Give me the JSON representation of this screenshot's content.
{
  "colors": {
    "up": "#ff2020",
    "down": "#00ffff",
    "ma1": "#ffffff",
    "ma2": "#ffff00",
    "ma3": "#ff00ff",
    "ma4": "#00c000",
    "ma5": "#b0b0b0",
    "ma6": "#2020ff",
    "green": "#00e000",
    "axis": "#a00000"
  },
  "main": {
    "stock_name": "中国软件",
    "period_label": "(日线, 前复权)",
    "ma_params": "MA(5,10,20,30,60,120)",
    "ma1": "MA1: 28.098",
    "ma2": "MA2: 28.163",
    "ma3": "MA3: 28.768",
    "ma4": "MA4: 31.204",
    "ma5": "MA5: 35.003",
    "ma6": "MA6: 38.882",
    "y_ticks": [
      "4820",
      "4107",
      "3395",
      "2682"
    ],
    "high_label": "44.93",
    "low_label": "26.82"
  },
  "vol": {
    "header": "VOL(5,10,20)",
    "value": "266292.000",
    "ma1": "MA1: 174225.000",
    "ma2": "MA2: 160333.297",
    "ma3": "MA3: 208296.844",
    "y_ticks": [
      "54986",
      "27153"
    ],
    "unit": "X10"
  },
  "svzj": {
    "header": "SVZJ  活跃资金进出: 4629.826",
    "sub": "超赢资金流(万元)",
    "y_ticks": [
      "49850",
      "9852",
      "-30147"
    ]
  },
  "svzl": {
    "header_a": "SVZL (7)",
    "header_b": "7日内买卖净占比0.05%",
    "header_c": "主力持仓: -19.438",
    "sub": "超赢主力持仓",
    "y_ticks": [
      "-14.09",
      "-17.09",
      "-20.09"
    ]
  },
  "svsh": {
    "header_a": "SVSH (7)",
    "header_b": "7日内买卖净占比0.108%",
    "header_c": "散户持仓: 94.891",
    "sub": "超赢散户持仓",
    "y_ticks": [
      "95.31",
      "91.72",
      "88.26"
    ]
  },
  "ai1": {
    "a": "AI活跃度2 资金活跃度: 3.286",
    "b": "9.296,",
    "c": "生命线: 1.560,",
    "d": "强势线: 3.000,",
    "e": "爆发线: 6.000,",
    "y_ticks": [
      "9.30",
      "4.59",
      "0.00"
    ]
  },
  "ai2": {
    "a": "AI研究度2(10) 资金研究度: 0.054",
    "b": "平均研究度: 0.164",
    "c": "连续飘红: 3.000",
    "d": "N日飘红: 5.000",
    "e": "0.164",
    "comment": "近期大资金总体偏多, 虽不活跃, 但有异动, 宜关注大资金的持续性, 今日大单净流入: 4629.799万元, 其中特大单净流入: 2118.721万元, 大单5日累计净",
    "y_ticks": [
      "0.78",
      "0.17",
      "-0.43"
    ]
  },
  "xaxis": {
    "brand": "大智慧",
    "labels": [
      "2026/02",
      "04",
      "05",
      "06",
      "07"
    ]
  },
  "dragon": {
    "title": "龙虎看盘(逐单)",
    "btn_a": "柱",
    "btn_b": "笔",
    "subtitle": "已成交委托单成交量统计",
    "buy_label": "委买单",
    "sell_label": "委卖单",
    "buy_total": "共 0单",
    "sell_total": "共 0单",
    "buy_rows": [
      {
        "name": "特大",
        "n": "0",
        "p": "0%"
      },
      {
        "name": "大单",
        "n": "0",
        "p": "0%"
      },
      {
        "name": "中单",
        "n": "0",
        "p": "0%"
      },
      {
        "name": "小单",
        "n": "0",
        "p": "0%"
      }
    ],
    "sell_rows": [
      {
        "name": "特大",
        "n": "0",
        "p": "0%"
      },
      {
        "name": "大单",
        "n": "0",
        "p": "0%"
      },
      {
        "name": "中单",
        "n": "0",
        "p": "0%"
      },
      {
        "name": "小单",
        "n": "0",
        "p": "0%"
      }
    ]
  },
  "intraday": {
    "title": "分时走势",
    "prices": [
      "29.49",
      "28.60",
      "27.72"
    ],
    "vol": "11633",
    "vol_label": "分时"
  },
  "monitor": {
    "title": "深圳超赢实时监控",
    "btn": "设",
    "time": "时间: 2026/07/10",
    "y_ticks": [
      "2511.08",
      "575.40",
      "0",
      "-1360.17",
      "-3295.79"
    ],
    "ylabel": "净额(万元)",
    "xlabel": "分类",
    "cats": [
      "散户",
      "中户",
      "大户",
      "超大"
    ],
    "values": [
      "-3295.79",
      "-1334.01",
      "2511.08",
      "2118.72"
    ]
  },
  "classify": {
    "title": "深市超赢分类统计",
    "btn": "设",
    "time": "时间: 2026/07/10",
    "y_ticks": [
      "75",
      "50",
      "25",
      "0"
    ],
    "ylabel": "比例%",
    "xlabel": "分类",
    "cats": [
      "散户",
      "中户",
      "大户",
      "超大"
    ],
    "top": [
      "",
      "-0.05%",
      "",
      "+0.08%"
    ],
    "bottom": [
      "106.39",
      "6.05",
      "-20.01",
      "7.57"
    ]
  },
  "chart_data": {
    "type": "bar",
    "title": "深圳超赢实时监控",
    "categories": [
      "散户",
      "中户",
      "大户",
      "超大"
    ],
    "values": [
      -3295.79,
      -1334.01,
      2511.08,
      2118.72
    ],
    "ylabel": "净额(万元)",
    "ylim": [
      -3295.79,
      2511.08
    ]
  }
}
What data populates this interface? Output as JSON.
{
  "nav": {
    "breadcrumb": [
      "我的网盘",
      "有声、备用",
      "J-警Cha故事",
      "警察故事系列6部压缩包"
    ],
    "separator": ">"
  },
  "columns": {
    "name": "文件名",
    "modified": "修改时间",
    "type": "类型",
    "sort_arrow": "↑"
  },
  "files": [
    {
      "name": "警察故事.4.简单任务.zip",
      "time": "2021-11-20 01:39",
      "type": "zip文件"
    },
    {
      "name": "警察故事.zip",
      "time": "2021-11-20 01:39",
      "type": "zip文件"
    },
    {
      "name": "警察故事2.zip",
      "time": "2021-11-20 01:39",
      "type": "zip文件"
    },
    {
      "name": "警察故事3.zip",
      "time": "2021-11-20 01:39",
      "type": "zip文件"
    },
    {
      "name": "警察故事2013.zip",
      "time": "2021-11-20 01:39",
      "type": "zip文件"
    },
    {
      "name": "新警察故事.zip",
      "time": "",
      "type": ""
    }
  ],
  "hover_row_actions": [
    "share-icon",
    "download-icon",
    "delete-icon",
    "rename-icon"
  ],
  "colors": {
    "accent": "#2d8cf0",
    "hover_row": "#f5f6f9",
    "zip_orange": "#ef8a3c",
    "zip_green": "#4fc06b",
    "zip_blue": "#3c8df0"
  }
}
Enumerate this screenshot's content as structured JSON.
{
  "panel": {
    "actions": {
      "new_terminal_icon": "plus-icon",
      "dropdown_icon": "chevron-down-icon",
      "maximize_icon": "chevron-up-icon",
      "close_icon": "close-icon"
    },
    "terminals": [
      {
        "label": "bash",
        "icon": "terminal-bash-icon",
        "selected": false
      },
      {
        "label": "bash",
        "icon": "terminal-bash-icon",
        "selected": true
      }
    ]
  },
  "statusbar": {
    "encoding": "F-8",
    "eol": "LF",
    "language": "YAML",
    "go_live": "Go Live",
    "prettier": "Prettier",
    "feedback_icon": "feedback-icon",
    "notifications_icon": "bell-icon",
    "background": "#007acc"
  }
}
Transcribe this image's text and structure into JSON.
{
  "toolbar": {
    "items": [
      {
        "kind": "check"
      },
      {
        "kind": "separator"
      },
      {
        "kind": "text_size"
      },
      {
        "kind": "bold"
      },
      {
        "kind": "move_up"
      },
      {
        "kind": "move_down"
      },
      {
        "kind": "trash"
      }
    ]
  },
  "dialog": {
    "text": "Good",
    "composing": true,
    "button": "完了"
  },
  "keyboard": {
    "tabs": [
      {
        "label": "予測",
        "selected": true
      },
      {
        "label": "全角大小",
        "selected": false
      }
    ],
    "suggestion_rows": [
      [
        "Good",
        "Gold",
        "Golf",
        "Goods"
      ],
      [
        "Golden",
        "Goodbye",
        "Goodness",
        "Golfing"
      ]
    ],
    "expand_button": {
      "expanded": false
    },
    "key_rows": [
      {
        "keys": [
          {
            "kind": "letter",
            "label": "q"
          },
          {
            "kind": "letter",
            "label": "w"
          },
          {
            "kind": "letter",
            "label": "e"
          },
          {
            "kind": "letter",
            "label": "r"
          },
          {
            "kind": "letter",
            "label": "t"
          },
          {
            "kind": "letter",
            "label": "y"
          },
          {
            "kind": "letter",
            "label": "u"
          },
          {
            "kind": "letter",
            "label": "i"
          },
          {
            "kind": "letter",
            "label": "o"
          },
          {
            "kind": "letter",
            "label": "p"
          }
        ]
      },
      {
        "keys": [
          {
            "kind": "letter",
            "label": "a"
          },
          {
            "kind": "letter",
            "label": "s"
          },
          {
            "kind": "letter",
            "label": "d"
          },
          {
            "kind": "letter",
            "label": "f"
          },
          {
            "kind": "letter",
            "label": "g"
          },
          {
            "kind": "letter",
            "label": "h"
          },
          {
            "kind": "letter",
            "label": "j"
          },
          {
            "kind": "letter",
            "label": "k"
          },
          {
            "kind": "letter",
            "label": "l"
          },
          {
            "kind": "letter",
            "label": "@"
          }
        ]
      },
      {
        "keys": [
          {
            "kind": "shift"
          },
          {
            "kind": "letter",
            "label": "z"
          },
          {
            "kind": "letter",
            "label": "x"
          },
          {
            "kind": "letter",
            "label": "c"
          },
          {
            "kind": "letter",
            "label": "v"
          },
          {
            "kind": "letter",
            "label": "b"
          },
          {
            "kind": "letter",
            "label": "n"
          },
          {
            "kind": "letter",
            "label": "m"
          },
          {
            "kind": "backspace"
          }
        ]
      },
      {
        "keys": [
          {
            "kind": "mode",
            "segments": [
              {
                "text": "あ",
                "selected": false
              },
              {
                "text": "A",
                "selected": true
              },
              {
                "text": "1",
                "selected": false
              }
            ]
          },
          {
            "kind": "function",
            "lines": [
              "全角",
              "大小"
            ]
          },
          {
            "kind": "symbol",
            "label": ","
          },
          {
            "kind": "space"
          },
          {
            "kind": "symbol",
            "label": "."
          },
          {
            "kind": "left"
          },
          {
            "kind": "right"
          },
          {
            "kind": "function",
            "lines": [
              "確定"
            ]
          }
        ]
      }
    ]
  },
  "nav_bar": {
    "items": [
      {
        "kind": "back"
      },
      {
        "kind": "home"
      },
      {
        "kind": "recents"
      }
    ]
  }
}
**********
- **The problem**
Using the material above, gather every line that includes "true".

- **Solved exercise**
        "selected": true
    "composing": true,
        "selected": true
                "selected": true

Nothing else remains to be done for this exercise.